### Aim of the exercise
Do any lines in the data below contain "andel"? If so, copy every one of them.
━━━ Extracted entries ━━━
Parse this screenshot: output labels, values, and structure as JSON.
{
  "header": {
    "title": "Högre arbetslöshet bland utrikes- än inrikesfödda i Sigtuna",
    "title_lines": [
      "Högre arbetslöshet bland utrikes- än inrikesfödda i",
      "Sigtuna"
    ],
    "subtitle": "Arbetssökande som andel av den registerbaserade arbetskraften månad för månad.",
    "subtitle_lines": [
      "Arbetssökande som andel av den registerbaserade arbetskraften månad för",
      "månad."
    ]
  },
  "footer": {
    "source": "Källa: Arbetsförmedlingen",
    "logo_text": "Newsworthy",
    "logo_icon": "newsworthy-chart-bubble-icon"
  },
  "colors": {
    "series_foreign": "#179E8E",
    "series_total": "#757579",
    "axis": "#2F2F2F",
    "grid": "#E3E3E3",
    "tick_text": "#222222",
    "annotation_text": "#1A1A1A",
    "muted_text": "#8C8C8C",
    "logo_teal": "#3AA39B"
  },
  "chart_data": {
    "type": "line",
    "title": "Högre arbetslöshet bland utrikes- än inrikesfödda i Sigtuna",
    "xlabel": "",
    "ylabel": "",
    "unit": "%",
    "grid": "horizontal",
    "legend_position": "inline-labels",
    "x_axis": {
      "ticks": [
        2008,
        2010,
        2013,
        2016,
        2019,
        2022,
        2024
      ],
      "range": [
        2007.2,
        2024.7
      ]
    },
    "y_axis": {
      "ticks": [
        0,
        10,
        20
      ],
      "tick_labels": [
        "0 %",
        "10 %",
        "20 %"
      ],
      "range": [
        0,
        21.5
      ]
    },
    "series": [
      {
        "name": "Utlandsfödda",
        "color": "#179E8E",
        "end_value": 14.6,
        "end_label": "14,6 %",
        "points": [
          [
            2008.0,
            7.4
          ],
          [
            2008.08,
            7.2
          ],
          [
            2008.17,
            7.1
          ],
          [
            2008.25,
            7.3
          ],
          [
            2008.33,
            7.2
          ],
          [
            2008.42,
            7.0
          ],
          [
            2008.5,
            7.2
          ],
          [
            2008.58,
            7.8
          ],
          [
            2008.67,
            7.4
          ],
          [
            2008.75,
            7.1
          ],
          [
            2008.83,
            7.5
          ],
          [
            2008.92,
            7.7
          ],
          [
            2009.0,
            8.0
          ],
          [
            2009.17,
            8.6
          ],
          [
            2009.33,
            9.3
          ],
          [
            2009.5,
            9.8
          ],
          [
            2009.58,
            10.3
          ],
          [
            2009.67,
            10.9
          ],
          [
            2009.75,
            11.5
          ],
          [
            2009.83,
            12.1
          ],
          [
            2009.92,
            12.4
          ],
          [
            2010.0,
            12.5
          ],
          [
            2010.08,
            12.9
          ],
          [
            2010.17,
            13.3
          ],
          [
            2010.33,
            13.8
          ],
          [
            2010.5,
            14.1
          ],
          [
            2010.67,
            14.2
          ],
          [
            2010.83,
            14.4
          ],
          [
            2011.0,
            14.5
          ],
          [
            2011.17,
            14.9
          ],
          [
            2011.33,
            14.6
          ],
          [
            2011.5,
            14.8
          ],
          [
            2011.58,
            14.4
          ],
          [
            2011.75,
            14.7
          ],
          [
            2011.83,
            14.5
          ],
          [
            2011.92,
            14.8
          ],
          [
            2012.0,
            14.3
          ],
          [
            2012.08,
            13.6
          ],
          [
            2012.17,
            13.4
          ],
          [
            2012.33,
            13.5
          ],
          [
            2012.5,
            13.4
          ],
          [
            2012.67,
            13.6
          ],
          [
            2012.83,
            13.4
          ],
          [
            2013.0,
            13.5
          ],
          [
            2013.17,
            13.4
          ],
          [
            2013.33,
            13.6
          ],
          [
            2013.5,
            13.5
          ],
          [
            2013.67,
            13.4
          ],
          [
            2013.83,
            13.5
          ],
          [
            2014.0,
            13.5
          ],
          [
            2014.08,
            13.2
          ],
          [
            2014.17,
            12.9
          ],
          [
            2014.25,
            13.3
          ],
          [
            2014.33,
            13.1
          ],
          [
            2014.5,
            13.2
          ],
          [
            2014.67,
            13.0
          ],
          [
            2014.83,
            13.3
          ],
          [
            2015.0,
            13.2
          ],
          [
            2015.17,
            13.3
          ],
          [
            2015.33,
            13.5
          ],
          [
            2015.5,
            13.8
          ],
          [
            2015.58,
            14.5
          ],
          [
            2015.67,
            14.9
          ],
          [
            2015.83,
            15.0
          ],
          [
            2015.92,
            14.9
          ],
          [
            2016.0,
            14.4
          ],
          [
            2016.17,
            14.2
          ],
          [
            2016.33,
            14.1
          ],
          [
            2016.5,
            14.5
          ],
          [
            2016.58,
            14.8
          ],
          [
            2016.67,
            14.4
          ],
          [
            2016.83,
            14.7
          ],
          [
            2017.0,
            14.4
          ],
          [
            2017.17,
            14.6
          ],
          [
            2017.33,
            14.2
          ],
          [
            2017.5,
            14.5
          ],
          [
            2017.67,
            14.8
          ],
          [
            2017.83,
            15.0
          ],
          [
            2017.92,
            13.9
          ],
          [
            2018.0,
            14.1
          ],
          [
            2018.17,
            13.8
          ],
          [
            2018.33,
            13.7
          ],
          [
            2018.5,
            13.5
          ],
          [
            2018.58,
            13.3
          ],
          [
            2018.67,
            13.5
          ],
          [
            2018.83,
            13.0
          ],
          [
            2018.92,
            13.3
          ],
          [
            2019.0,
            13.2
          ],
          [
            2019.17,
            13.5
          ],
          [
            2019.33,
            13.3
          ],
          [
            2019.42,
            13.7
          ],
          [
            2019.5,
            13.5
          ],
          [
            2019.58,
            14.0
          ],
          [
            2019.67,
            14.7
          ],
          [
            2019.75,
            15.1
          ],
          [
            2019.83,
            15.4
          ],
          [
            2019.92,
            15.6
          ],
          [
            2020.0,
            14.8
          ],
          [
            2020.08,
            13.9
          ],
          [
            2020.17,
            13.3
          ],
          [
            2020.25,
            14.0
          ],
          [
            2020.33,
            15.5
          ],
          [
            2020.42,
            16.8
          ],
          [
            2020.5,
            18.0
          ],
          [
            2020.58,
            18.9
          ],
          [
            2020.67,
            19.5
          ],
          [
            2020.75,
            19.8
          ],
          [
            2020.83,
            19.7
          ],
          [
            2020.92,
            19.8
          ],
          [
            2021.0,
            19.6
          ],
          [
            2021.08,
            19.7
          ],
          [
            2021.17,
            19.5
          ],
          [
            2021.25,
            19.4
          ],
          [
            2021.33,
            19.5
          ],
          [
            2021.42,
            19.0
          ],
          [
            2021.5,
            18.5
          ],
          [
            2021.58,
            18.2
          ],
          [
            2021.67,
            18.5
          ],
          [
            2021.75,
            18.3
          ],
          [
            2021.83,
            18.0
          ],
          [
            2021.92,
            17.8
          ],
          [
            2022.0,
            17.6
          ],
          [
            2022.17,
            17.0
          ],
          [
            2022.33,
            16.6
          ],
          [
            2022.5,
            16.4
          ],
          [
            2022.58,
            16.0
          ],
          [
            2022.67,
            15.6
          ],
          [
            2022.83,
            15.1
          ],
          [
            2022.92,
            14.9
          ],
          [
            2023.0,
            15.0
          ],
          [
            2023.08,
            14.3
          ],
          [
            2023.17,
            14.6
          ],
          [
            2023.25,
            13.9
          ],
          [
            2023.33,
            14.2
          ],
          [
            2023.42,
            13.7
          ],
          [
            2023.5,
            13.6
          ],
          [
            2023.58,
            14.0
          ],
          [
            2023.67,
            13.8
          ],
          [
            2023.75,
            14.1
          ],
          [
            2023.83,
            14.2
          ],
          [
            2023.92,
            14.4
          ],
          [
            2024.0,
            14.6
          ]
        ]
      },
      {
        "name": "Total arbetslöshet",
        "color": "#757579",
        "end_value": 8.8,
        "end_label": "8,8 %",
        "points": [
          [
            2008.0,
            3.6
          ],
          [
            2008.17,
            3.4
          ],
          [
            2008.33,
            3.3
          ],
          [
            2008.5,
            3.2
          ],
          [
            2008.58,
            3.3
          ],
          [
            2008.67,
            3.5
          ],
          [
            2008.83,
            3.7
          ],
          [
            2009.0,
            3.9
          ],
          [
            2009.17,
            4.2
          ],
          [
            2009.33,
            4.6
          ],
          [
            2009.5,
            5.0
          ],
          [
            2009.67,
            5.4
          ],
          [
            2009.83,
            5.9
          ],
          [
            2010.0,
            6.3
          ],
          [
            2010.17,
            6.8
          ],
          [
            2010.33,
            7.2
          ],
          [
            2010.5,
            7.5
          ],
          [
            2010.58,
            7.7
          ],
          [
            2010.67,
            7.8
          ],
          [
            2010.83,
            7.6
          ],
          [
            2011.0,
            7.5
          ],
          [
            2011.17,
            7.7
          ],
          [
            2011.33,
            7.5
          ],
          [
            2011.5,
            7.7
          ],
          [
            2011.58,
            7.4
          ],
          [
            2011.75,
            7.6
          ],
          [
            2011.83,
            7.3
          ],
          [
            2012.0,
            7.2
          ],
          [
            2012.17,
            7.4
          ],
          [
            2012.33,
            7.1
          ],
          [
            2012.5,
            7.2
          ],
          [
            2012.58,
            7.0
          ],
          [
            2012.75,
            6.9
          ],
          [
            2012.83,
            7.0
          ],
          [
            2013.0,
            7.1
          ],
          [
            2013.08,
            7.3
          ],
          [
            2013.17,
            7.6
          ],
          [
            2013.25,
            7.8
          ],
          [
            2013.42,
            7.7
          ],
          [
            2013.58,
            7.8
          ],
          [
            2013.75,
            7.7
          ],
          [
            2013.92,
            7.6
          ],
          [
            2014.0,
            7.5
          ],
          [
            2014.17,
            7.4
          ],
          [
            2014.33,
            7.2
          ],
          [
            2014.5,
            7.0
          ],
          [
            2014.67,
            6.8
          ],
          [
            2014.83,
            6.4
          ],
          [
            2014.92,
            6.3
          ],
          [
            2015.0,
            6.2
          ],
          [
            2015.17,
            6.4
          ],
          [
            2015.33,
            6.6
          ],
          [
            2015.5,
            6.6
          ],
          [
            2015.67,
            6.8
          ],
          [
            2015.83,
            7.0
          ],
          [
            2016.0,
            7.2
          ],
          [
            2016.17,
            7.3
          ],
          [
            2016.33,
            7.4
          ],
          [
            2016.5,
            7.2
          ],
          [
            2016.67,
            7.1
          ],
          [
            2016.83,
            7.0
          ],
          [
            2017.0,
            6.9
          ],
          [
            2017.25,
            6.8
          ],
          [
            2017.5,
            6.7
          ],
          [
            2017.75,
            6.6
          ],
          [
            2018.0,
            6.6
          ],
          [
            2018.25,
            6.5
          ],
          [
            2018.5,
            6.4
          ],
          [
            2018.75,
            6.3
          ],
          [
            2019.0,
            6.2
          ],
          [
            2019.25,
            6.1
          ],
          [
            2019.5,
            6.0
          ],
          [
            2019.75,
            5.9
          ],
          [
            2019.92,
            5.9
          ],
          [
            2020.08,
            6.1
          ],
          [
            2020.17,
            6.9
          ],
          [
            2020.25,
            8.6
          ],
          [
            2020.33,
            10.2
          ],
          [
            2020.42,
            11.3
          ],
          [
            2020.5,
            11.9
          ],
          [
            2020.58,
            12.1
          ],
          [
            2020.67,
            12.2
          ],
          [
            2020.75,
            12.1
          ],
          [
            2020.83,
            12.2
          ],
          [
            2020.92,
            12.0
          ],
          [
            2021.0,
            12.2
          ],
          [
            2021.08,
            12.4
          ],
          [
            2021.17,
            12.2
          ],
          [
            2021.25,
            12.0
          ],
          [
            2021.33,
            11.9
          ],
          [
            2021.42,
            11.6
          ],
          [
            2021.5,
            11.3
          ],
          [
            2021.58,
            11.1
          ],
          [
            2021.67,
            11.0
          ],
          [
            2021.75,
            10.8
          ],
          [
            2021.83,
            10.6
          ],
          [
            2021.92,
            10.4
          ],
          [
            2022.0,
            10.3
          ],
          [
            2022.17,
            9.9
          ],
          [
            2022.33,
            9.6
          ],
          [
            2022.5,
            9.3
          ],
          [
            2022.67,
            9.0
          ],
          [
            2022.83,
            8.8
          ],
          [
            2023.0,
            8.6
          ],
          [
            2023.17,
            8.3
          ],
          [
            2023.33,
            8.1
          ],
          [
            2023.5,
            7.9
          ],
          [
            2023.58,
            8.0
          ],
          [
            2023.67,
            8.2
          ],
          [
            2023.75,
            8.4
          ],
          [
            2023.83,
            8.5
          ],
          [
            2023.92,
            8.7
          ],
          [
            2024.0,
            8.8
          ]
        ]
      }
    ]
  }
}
━━━
### Solution
    "subtitle": "Arbetssökande som andel av den registerbaserade arbetskraften månad för månad.",
      "Arbetssökande som andel av den registerbaserade arbetskraften månad för",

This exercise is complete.